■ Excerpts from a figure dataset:
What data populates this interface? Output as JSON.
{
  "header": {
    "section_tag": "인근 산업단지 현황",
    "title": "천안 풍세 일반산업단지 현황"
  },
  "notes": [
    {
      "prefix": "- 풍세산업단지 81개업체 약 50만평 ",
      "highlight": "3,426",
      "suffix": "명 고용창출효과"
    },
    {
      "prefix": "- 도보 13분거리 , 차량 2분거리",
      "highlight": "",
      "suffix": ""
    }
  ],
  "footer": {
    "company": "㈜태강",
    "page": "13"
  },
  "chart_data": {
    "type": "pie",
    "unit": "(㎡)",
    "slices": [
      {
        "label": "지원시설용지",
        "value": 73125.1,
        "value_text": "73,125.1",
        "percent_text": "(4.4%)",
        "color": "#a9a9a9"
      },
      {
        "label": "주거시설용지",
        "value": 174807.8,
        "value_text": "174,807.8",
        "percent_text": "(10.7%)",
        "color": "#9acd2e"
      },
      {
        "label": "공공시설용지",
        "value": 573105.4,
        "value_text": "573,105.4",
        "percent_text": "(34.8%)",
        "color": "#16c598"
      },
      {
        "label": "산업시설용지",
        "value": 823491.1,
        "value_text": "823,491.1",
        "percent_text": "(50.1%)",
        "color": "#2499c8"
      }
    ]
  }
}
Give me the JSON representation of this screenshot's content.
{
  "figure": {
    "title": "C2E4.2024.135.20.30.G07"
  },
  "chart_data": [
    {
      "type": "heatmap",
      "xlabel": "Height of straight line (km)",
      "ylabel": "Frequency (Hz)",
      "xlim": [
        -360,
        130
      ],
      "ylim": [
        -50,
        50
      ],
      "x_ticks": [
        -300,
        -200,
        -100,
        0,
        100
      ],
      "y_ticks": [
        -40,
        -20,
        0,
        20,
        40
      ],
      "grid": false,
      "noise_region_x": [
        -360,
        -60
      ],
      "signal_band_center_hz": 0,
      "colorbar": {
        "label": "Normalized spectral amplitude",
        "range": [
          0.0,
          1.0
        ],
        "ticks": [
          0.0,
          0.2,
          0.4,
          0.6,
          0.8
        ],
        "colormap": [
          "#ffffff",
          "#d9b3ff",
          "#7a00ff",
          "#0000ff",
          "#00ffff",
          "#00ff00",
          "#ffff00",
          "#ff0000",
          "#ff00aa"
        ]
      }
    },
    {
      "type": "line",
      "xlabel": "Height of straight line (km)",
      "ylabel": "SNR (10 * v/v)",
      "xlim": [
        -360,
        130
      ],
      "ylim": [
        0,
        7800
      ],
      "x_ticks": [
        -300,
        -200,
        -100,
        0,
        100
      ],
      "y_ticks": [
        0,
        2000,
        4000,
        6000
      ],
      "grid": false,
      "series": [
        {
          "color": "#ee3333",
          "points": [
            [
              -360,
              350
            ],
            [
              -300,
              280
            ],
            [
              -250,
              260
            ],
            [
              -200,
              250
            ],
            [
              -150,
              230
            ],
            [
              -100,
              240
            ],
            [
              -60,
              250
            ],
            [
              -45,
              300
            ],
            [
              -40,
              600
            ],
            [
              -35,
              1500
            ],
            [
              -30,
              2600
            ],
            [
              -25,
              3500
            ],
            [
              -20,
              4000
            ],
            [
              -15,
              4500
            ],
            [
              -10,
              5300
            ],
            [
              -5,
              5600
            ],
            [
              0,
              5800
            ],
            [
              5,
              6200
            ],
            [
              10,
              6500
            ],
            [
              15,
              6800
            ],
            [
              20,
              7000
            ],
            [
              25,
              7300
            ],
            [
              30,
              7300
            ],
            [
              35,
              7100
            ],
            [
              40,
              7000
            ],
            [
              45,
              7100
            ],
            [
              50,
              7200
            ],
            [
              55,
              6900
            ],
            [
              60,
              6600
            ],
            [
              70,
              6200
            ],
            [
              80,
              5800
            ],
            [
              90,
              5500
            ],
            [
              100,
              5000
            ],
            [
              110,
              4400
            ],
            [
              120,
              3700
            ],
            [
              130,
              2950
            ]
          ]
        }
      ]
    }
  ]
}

■ TASK TO COMPLETE:
Give back all the data exactly as written.

■ TASK RESULT:
What data populates this interface? Output as JSON.
{
  "header": {
    "section_tag": "인근 산업단지 현황",
    "title": "천안 풍세 일반산업단지 현황"
  },
  "notes": [
    {
      "prefix": "- 풍세산업단지 81개업체 약 50만평 ",
      "highlight": "3,426",
      "suffix": "명 고용창출효과"
    },
    {
      "prefix": "- 도보 13분거리 , 차량 2분거리",
      "highlight": "",
      "suffix": ""
    }
  ],
  "footer": {
    "company": "㈜태강",
    "page": "13"
  },
  "chart_data": {
    "type": "pie",
    "unit": "(㎡)",
    "slices": [
      {
        "label": "지원시설용지",
        "value": 73125.1,
        "value_text": "73,125.1",
        "percent_text": "(4.4%)",
        "color": "#a9a9a9"
      },
      {
        "label": "주거시설용지",
        "value": 174807.8,
        "value_text": "174,807.8",
        "percent_text": "(10.7%)",
        "color": "#9acd2e"
      },
      {
        "label": "공공시설용지",
        "value": 573105.4,
        "value_text": "573,105.4",
        "percent_text": "(34.8%)",
        "color": "#16c598"
      },
      {
        "label": "산업시설용지",
        "value": 823491.1,
        "value_text": "823,491.1",
        "percent_text": "(50.1%)",
        "color": "#2499c8"
      }
    ]
  }
}
Give me the JSON representation of this screenshot's content.
{
  "figure": {
    "title": "C2E4.2024.135.20.30.G07"
  },
  "chart_data": [
    {
      "type": "heatmap",
      "xlabel": "Height of straight line (km)",
      "ylabel": "Frequency (Hz)",
      "xlim": [
        -360,
        130
      ],
      "ylim": [
        -50,
        50
      ],
      "x_ticks": [
        -300,
        -200,
        -100,
        0,
        100
      ],
      "y_ticks": [
        -40,
        -20,
        0,
        20,
        40
      ],
      "grid": false,
      "noise_region_x": [
        -360,
        -60
      ],
      "signal_band_center_hz": 0,
      "colorbar": {
        "label": "Normalized spectral amplitude",
        "range": [
          0.0,
          1.0
        ],
        "ticks": [
          0.0,
          0.2,
          0.4,
          0.6,
          0.8
        ],
        "colormap": [
          "#ffffff",
          "#d9b3ff",
          "#7a00ff",
          "#0000ff",
          "#00ffff",
          "#00ff00",
          "#ffff00",
          "#ff0000",
          "#ff00aa"
        ]
      }
    },
    {
      "type": "line",
      "xlabel": "Height of straight line (km)",
      "ylabel": "SNR (10 * v/v)",
      "xlim": [
        -360,
        130
      ],
      "ylim": [
        0,
        7800
      ],
      "x_ticks": [
        -300,
        -200,
        -100,
        0,
        100
      ],
      "y_ticks": [
        0,
        2000,
        4000,
        6000
      ],
      "grid": false,
      "series": [
        {
          "color": "#ee3333",
          "points": [
            [
              -360,
              350
            ],
            [
              -300,
              280
            ],
            [
              -250,
              260
            ],
            [
              -200,
              250
            ],
            [
              -150,
              230
            ],
            [
              -100,
              240
            ],
            [
              -60,
              250
            ],
            [
              -45,
              300
            ],
            [
              -40,
              600
            ],
            [
              -35,
              1500
            ],
            [
              -30,
              2600
            ],
            [
              -25,
              3500
            ],
            [
              -20,
              4000
            ],
            [
              -15,
              4500
            ],
            [
              -10,
              5300
            ],
            [
              -5,
              5600
            ],
            [
              0,
              5800
            ],
            [
              5,
              6200
            ],
            [
              10,
              6500
            ],
            [
              15,
              6800
            ],
            [
              20,
              7000
            ],
            [
              25,
              7300
            ],
            [
              30,
              7300
            ],
            [
              35,
              7100
            ],
            [
              40,
              7000
            ],
            [
              45,
              7100
            ],
            [
              50,
              7200
            ],
            [
              55,
              6900
            ],
            [
              60,
              6600
            ],
            [
              70,
              6200
            ],
            [
              80,
              5800
            ],
            [
              90,
              5500
            ],
            [
              100,
              5000
            ],
            [
              110,
              4400
            ],
            [
              120,
              3700
            ],
            [
              130,
              2950
            ]
          ]
        }
      ]
    }
  ]
}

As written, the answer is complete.